**YOUR INSTRUCTIONS**
Produce the listing below again, exactly as shown.

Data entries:

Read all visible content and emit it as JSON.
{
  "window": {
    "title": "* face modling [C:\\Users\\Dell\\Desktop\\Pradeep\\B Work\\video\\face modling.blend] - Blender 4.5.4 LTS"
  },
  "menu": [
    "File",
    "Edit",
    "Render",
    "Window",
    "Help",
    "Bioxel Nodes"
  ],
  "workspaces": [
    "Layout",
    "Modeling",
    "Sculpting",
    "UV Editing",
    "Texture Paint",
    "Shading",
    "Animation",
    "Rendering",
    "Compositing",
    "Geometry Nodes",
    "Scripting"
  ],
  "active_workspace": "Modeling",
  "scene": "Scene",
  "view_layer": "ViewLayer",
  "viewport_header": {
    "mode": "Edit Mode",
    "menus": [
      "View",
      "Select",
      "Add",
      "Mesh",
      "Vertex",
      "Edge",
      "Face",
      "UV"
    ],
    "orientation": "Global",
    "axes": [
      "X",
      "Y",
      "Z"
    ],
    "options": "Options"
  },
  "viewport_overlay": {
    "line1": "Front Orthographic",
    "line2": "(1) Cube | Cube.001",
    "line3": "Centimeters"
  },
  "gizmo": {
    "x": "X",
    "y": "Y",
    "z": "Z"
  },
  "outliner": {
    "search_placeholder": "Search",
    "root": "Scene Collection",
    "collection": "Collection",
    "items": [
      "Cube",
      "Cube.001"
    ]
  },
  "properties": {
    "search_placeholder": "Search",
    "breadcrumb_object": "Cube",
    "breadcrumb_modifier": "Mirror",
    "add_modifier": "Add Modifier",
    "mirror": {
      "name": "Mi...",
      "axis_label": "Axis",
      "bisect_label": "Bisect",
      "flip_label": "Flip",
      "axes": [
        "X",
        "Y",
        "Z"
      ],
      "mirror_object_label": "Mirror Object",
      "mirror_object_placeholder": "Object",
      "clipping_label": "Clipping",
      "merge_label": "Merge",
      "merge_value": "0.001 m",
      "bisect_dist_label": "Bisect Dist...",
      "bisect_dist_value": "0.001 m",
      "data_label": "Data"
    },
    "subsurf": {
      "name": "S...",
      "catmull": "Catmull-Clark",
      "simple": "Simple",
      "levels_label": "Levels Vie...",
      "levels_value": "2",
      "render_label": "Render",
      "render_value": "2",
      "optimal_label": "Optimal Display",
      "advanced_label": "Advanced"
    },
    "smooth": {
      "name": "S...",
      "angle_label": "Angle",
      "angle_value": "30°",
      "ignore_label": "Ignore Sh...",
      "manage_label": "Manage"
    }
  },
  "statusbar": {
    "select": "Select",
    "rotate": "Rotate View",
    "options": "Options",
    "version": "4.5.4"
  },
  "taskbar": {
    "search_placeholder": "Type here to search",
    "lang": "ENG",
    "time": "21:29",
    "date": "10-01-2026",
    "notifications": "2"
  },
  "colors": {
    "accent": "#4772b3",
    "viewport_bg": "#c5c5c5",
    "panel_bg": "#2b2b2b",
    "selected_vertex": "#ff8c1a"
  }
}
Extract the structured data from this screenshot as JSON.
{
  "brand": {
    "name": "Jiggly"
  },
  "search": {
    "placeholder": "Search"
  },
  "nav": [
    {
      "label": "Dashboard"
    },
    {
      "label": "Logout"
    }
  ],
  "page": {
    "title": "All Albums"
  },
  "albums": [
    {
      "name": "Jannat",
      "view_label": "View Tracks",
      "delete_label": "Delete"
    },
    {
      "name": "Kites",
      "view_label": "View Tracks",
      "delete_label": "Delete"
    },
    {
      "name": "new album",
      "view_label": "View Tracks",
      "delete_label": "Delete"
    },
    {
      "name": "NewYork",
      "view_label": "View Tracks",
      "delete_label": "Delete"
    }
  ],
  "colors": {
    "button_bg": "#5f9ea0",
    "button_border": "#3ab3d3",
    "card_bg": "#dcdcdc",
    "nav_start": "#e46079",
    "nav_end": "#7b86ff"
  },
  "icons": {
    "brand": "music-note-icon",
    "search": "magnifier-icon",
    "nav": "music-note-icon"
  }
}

**COMPLETED EXERCISE**
Read all visible content and emit it as JSON.
{
  "window": {
    "title": "* face modling [C:\\Users\\Dell\\Desktop\\Pradeep\\B Work\\video\\face modling.blend] - Blender 4.5.4 LTS"
  },
  "menu": [
    "File",
    "Edit",
    "Render",
    "Window",
    "Help",
    "Bioxel Nodes"
  ],
  "workspaces": [
    "Layout",
    "Modeling",
    "Sculpting",
    "UV Editing",
    "Texture Paint",
    "Shading",
    "Animation",
    "Rendering",
    "Compositing",
    "Geometry Nodes",
    "Scripting"
  ],
  "active_workspace": "Modeling",
  "scene": "Scene",
  "view_layer": "ViewLayer",
  "viewport_header": {
    "mode": "Edit Mode",
    "menus": [
      "View",
      "Select",
      "Add",
      "Mesh",
      "Vertex",
      "Edge",
      "Face",
      "UV"
    ],
    "orientation": "Global",
    "axes": [
      "X",
      "Y",
      "Z"
    ],
    "options": "Options"
  },
  "viewport_overlay": {
    "line1": "Front Orthographic",
    "line2": "(1) Cube | Cube.001",
    "line3": "Centimeters"
  },
  "gizmo": {
    "x": "X",
    "y": "Y",
    "z": "Z"
  },
  "outliner": {
    "search_placeholder": "Search",
    "root": "Scene Collection",
    "collection": "Collection",
    "items": [
      "Cube",
      "Cube.001"
    ]
  },
  "properties": {
    "search_placeholder": "Search",
    "breadcrumb_object": "Cube",
    "breadcrumb_modifier": "Mirror",
    "add_modifier": "Add Modifier",
    "mirror": {
      "name": "Mi...",
      "axis_label": "Axis",
      "bisect_label": "Bisect",
      "flip_label": "Flip",
      "axes": [
        "X",
        "Y",
        "Z"
      ],
      "mirror_object_label": "Mirror Object",
      "mirror_object_placeholder": "Object",
      "clipping_label": "Clipping",
      "merge_label": "Merge",
      "merge_value": "0.001 m",
      "bisect_dist_label": "Bisect Dist...",
      "bisect_dist_value": "0.001 m",
      "data_label": "Data"
    },
    "subsurf": {
      "name": "S...",
      "catmull": "Catmull-Clark",
      "simple": "Simple",
      "levels_label": "Levels Vie...",
      "levels_value": "2",
      "render_label": "Render",
      "render_value": "2",
      "optimal_label": "Optimal Display",
      "advanced_label": "Advanced"
    },
    "smooth": {
      "name": "S...",
      "angle_label": "Angle",
      "angle_value": "30°",
      "ignore_label": "Ignore Sh...",
      "manage_label": "Manage"
    }
  },
  "statusbar": {
    "select": "Select",
    "rotate": "Rotate View",
    "options": "Options",
    "version": "4.5.4"
  },
  "taskbar": {
    "search_placeholder": "Type here to search",
    "lang": "ENG",
    "time": "21:29",
    "date": "10-01-2026",
    "notifications": "2"
  },
  "colors": {
    "accent": "#4772b3",
    "viewport_bg": "#c5c5c5",
    "panel_bg": "#2b2b2b",
    "selected_vertex": "#ff8c1a"
  }
}
Extract the structured data from this screenshot as JSON.
{
  "brand": {
    "name": "Jiggly"
  },
  "search": {
    "placeholder": "Search"
  },
  "nav": [
    {
      "label": "Dashboard"
    },
    {
      "label": "Logout"
    }
  ],
  "page": {
    "title": "All Albums"
  },
  "albums": [
    {
      "name": "Jannat",
      "view_label": "View Tracks",
      "delete_label": "Delete"
    },
    {
      "name": "Kites",
      "view_label": "View Tracks",
      "delete_label": "Delete"
    },
    {
      "name": "new album",
      "view_label": "View Tracks",
      "delete_label": "Delete"
    },
    {
      "name": "NewYork",
      "view_label": "View Tracks",
      "delete_label": "Delete"
    }
  ],
  "colors": {
    "button_bg": "#5f9ea0",
    "button_border": "#3ab3d3",
    "card_bg": "#dcdcdc",
    "nav_start": "#e46079",
    "nav_end": "#7b86ff"
  },
  "icons": {
    "brand": "music-note-icon",
    "search": "magnifier-icon",
    "nav": "music-note-icon"
  }
}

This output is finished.